:: WHAT YOU WILL DO ::
Pick out every line holding the string "list" and copy it.

:: DATA FOR THE TASK ::
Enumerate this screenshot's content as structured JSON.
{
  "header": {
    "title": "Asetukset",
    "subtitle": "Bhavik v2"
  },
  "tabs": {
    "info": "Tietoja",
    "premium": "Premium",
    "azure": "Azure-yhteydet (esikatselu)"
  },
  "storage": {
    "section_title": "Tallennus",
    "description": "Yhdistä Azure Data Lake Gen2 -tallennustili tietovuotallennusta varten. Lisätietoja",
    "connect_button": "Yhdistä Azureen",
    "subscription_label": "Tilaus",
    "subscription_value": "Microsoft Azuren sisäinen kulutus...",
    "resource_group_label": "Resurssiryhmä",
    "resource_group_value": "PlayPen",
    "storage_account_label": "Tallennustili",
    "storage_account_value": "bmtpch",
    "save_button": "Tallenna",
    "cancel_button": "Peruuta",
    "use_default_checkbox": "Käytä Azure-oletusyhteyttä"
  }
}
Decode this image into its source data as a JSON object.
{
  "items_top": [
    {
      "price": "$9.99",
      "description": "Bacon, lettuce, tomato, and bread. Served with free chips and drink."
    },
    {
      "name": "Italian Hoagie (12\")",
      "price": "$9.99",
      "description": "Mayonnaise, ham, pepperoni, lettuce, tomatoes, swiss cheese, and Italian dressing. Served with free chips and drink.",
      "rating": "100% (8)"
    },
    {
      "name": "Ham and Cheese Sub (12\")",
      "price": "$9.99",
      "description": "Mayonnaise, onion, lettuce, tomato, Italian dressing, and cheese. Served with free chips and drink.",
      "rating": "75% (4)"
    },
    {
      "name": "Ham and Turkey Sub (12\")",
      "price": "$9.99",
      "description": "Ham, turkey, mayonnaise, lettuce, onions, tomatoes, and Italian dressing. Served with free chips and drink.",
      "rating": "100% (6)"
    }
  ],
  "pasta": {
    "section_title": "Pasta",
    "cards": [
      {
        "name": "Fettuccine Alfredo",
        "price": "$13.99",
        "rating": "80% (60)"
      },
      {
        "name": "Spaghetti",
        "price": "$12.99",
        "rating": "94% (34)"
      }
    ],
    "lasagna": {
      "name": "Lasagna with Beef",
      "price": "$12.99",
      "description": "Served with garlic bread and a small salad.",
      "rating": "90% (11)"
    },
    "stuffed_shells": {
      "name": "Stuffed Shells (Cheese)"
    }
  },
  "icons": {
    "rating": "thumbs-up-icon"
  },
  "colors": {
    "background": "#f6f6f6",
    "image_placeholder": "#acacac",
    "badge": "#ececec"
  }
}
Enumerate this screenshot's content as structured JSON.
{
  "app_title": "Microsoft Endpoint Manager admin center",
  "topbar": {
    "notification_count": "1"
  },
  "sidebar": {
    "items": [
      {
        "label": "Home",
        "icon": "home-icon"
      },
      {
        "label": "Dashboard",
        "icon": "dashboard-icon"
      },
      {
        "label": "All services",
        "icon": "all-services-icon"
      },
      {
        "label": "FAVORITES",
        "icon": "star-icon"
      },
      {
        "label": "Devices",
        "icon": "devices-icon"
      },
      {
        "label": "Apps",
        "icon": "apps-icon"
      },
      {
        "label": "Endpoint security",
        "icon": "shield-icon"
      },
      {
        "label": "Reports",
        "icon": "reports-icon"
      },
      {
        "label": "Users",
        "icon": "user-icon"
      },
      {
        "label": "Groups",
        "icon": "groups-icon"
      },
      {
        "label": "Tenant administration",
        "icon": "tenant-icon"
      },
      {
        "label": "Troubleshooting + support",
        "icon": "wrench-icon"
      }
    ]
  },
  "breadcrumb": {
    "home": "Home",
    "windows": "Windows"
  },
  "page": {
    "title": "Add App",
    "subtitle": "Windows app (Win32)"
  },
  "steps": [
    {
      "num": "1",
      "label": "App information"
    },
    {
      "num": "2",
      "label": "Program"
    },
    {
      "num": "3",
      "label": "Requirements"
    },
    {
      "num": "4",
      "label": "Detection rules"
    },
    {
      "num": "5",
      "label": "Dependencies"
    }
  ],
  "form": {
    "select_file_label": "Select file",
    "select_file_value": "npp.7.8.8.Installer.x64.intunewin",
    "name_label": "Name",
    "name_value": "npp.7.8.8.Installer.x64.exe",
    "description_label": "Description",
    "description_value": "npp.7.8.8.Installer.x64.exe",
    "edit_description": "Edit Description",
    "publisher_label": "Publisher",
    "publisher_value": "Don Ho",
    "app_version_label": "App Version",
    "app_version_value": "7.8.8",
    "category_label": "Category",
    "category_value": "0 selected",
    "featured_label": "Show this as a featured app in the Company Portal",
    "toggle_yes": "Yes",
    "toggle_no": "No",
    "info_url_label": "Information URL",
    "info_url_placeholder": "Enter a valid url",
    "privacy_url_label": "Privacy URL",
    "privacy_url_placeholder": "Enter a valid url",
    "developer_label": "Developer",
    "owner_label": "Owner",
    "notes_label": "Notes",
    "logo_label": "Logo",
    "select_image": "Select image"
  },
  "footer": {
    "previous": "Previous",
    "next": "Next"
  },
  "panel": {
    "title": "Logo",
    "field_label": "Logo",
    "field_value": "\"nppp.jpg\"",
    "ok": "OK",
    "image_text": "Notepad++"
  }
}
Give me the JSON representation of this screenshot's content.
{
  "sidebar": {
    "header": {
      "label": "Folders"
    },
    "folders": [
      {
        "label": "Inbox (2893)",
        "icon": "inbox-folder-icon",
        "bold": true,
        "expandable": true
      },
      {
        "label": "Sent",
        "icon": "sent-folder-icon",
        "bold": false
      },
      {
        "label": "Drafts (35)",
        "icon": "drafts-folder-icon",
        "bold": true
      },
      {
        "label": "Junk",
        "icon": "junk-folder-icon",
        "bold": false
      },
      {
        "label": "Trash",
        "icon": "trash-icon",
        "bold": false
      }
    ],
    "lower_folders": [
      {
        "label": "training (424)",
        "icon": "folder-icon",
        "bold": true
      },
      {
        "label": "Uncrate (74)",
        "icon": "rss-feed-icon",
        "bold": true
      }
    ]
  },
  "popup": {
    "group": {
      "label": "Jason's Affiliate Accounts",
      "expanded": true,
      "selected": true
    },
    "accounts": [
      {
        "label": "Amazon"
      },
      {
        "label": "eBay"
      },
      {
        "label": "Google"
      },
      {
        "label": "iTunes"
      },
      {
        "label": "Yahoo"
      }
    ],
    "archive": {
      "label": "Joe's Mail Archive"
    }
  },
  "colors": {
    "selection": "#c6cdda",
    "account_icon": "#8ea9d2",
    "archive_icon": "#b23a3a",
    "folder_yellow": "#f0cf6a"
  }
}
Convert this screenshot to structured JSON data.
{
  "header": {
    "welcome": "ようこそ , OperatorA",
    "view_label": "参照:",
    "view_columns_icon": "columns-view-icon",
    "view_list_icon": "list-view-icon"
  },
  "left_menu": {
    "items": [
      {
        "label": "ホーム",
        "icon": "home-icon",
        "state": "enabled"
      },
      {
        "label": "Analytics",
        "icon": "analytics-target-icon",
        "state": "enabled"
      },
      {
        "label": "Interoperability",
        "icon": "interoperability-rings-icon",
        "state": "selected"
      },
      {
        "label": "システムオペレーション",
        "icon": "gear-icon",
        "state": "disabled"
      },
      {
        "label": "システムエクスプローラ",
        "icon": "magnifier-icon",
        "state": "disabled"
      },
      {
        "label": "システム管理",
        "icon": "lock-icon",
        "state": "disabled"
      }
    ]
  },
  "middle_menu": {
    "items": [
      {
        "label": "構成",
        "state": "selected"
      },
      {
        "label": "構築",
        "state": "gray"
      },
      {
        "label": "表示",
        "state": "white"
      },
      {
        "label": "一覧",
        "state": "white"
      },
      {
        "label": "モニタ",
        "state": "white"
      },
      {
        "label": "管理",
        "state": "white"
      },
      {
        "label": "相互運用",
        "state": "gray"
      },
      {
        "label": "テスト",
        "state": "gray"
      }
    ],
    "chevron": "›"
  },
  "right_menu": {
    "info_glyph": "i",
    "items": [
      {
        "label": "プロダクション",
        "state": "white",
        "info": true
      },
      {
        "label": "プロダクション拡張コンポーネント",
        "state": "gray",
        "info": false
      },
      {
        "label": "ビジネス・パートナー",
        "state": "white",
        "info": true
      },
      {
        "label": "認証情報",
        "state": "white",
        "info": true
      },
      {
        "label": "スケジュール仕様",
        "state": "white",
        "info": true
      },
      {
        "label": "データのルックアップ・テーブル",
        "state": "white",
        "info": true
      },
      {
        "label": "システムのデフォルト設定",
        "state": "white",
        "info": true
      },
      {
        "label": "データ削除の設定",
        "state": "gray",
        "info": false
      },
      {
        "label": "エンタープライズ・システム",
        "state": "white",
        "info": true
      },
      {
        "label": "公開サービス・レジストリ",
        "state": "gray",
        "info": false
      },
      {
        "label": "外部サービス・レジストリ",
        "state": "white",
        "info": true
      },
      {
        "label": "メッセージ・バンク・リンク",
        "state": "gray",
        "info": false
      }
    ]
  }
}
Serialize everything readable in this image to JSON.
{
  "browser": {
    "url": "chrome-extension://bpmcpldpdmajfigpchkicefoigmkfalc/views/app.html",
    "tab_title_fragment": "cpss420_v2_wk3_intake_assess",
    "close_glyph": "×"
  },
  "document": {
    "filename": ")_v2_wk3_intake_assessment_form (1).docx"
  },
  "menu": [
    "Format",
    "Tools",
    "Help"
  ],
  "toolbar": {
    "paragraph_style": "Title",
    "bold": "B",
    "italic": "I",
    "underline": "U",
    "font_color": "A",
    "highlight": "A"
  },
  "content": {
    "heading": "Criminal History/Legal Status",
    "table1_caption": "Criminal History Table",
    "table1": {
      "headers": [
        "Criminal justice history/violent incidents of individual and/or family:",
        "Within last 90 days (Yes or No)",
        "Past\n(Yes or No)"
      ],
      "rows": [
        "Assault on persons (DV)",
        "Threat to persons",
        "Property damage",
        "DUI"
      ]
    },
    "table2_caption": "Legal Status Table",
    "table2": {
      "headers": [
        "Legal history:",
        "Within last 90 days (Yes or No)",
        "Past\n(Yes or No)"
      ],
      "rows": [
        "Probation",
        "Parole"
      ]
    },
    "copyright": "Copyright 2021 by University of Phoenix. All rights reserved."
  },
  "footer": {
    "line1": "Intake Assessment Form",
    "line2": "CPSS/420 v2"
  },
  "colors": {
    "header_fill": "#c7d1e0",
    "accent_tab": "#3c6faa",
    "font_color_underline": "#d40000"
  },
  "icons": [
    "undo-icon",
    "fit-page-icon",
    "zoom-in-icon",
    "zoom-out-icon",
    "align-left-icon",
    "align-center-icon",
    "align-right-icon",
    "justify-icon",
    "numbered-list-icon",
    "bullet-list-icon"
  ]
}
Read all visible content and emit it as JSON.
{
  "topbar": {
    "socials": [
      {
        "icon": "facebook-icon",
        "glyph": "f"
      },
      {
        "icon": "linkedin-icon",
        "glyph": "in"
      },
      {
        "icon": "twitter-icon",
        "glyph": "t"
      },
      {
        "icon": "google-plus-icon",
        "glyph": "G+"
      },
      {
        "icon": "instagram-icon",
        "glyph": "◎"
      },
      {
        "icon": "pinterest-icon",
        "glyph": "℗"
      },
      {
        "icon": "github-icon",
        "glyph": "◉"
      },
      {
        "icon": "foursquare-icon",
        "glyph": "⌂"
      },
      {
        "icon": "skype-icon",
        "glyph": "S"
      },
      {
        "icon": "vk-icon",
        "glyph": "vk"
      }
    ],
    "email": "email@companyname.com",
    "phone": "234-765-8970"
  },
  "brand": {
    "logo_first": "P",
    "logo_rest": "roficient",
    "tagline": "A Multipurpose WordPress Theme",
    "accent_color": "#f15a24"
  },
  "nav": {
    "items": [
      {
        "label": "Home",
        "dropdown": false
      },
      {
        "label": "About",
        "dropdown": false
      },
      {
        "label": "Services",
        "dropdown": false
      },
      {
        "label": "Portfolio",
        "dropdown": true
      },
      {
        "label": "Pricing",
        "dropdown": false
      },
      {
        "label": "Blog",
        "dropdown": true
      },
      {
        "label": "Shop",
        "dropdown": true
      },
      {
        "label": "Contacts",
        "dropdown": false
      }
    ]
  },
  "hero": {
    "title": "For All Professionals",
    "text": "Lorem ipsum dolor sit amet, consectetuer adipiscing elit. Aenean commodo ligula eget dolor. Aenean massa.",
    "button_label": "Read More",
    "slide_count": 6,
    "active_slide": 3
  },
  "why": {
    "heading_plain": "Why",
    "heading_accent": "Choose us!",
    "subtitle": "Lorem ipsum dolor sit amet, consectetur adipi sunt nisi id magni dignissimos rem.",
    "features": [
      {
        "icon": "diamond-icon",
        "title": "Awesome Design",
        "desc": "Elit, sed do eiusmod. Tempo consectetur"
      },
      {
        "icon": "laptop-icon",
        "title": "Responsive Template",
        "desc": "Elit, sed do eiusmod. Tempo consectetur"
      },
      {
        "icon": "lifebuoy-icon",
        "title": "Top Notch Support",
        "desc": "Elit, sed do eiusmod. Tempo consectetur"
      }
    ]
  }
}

:: SOLUTION ::
    "view_list_icon": "list-view-icon"
    "numbered-list-icon",
    "bullet-list-icon"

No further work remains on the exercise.